* [Extracted data]:
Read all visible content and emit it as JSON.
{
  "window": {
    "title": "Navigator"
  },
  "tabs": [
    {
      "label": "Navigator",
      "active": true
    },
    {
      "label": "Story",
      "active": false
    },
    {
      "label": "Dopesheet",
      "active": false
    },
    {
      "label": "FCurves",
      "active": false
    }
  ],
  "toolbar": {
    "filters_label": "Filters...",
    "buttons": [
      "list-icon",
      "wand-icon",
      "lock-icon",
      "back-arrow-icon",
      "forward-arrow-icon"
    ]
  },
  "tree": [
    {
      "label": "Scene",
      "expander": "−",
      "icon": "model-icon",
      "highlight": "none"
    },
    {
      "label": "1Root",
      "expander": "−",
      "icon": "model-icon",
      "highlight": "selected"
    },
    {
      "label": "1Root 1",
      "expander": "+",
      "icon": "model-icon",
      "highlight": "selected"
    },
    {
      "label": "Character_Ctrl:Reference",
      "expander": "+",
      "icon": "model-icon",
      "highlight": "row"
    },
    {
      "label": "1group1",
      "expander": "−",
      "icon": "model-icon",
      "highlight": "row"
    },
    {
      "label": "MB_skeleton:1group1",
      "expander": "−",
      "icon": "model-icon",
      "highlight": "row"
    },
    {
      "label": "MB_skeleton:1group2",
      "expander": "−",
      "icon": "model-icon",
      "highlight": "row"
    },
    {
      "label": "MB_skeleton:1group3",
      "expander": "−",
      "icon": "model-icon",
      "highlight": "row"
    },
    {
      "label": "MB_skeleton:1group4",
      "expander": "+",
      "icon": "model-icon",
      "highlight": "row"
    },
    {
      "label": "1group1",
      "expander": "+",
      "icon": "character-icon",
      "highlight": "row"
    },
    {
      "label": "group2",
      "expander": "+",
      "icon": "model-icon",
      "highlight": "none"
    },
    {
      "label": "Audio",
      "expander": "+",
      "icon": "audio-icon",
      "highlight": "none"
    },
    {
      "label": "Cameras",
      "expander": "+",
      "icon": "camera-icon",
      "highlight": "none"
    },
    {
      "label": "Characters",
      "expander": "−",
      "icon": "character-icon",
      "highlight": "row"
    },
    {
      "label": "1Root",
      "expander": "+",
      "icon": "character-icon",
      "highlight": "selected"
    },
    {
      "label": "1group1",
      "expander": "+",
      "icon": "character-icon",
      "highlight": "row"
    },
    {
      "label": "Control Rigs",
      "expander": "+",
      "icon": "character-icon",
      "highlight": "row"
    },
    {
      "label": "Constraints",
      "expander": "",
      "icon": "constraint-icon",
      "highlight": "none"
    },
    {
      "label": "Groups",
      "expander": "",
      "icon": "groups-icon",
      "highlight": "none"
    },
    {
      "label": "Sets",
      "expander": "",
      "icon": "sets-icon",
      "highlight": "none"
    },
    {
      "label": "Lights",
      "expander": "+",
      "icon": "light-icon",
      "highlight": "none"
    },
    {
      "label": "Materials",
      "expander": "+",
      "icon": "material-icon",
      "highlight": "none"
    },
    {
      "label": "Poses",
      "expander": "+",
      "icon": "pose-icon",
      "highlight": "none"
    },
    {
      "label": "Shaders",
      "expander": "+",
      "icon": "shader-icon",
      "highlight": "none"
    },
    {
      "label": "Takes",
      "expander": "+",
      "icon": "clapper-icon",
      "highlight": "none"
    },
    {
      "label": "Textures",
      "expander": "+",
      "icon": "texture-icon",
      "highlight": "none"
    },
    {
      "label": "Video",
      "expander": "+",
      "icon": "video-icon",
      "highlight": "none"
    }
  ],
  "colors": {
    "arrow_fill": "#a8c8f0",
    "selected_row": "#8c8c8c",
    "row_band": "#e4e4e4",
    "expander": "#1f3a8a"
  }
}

* [What is needed]: Reproduce each entry from the records above, character for character.

* [Written reply]:
Read all visible content and emit it as JSON.
{
  "window": {
    "title": "Navigator"
  },
  "tabs": [
    {
      "label": "Navigator",
      "active": true
    },
    {
      "label": "Story",
      "active": false
    },
    {
      "label": "Dopesheet",
      "active": false
    },
    {
      "label": "FCurves",
      "active": false
    }
  ],
  "toolbar": {
    "filters_label": "Filters...",
    "buttons": [
      "list-icon",
      "wand-icon",
      "lock-icon",
      "back-arrow-icon",
      "forward-arrow-icon"
    ]
  },
  "tree": [
    {
      "label": "Scene",
      "expander": "−",
      "icon": "model-icon",
      "highlight": "none"
    },
    {
      "label": "1Root",
      "expander": "−",
      "icon": "model-icon",
      "highlight": "selected"
    },
    {
      "label": "1Root 1",
      "expander": "+",
      "icon": "model-icon",
      "highlight": "selected"
    },
    {
      "label": "Character_Ctrl:Reference",
      "expander": "+",
      "icon": "model-icon",
      "highlight": "row"
    },
    {
      "label": "1group1",
      "expander": "−",
      "icon": "model-icon",
      "highlight": "row"
    },
    {
      "label": "MB_skeleton:1group1",
      "expander": "−",
      "icon": "model-icon",
      "highlight": "row"
    },
    {
      "label": "MB_skeleton:1group2",
      "expander": "−",
      "icon": "model-icon",
      "highlight": "row"
    },
    {
      "label": "MB_skeleton:1group3",
      "expander": "−",
      "icon": "model-icon",
      "highlight": "row"
    },
    {
      "label": "MB_skeleton:1group4",
      "expander": "+",
      "icon": "model-icon",
      "highlight": "row"
    },
    {
      "label": "1group1",
      "expander": "+",
      "icon": "character-icon",
      "highlight": "row"
    },
    {
      "label": "group2",
      "expander": "+",
      "icon": "model-icon",
      "highlight": "none"
    },
    {
      "label": "Audio",
      "expander": "+",
      "icon": "audio-icon",
      "highlight": "none"
    },
    {
      "label": "Cameras",
      "expander": "+",
      "icon": "camera-icon",
      "highlight": "none"
    },
    {
      "label": "Characters",
      "expander": "−",
      "icon": "character-icon",
      "highlight": "row"
    },
    {
      "label": "1Root",
      "expander": "+",
      "icon": "character-icon",
      "highlight": "selected"
    },
    {
      "label": "1group1",
      "expander": "+",
      "icon": "character-icon",
      "highlight": "row"
    },
    {
      "label": "Control Rigs",
      "expander": "+",
      "icon": "character-icon",
      "highlight": "row"
    },
    {
      "label": "Constraints",
      "expander": "",
      "icon": "constraint-icon",
      "highlight": "none"
    },
    {
      "label": "Groups",
      "expander": "",
      "icon": "groups-icon",
      "highlight": "none"
    },
    {
      "label": "Sets",
      "expander": "",
      "icon": "sets-icon",
      "highlight": "none"
    },
    {
      "label": "Lights",
      "expander": "+",
      "icon": "light-icon",
      "highlight": "none"
    },
    {
      "label": "Materials",
      "expander": "+",
      "icon": "material-icon",
      "highlight": "none"
    },
    {
      "label": "Poses",
      "expander": "+",
      "icon": "pose-icon",
      "highlight": "none"
    },
    {
      "label": "Shaders",
      "expander": "+",
      "icon": "shader-icon",
      "highlight": "none"
    },
    {
      "label": "Takes",
      "expander": "+",
      "icon": "clapper-icon",
      "highlight": "none"
    },
    {
      "label": "Textures",
      "expander": "+",
      "icon": "texture-icon",
      "highlight": "none"
    },
    {
      "label": "Video",
      "expander": "+",
      "icon": "video-icon",
      "highlight": "none"
    }
  ],
  "colors": {
    "arrow_fill": "#a8c8f0",
    "selected_row": "#8c8c8c",
    "row_band": "#e4e4e4",
    "expander": "#1f3a8a"
  }
}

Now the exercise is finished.